● TASK DIRECTIONS:
Please copy the lines of the material below verbatim, beginning with the line containing "178, 242, 192]" and continuing through the line containing "152, 238, 166]".

(Stored items from a collection)
────────────────────

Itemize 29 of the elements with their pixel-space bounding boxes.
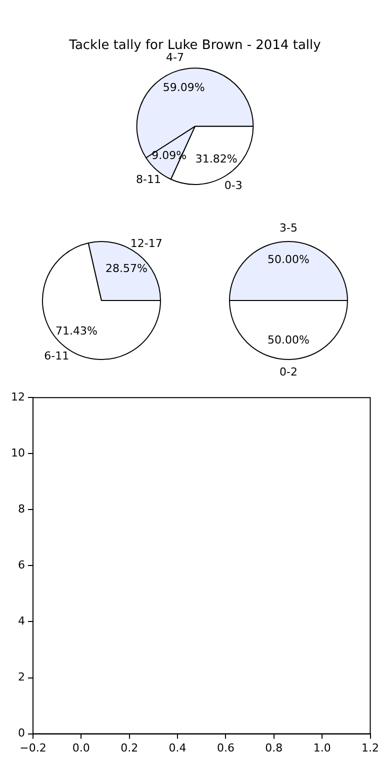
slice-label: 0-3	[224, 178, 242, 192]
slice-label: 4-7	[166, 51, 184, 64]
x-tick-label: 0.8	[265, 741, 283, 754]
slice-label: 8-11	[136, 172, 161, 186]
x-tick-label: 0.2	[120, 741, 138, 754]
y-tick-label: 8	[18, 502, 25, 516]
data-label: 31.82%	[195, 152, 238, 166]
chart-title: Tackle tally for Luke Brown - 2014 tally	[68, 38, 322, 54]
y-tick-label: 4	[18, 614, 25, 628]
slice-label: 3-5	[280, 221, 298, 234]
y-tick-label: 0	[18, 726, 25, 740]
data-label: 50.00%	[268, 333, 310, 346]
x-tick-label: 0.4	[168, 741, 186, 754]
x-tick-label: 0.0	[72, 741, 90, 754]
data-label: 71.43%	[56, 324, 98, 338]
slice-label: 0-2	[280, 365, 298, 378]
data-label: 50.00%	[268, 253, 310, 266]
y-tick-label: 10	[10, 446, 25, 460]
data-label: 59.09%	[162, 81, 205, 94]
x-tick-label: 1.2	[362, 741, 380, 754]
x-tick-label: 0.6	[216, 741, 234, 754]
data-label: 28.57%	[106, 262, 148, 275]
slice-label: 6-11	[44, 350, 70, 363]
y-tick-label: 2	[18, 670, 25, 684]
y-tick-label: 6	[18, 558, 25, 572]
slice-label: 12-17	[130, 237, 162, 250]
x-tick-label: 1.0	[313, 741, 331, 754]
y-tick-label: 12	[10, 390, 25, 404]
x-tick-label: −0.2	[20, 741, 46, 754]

────────────────────

● WRITTEN REPLY:
slice-label: 0-3	[224, 178, 242, 192]
slice-label: 4-7	[166, 51, 184, 64]
x-tick-label: 0.8	[265, 741, 283, 754]
slice-label: 8-11	[136, 172, 161, 186]
x-tick-label: 0.2	[120, 741, 138, 754]
y-tick-label: 8	[18, 502, 25, 516]
data-label: 31.82%	[195, 152, 238, 166]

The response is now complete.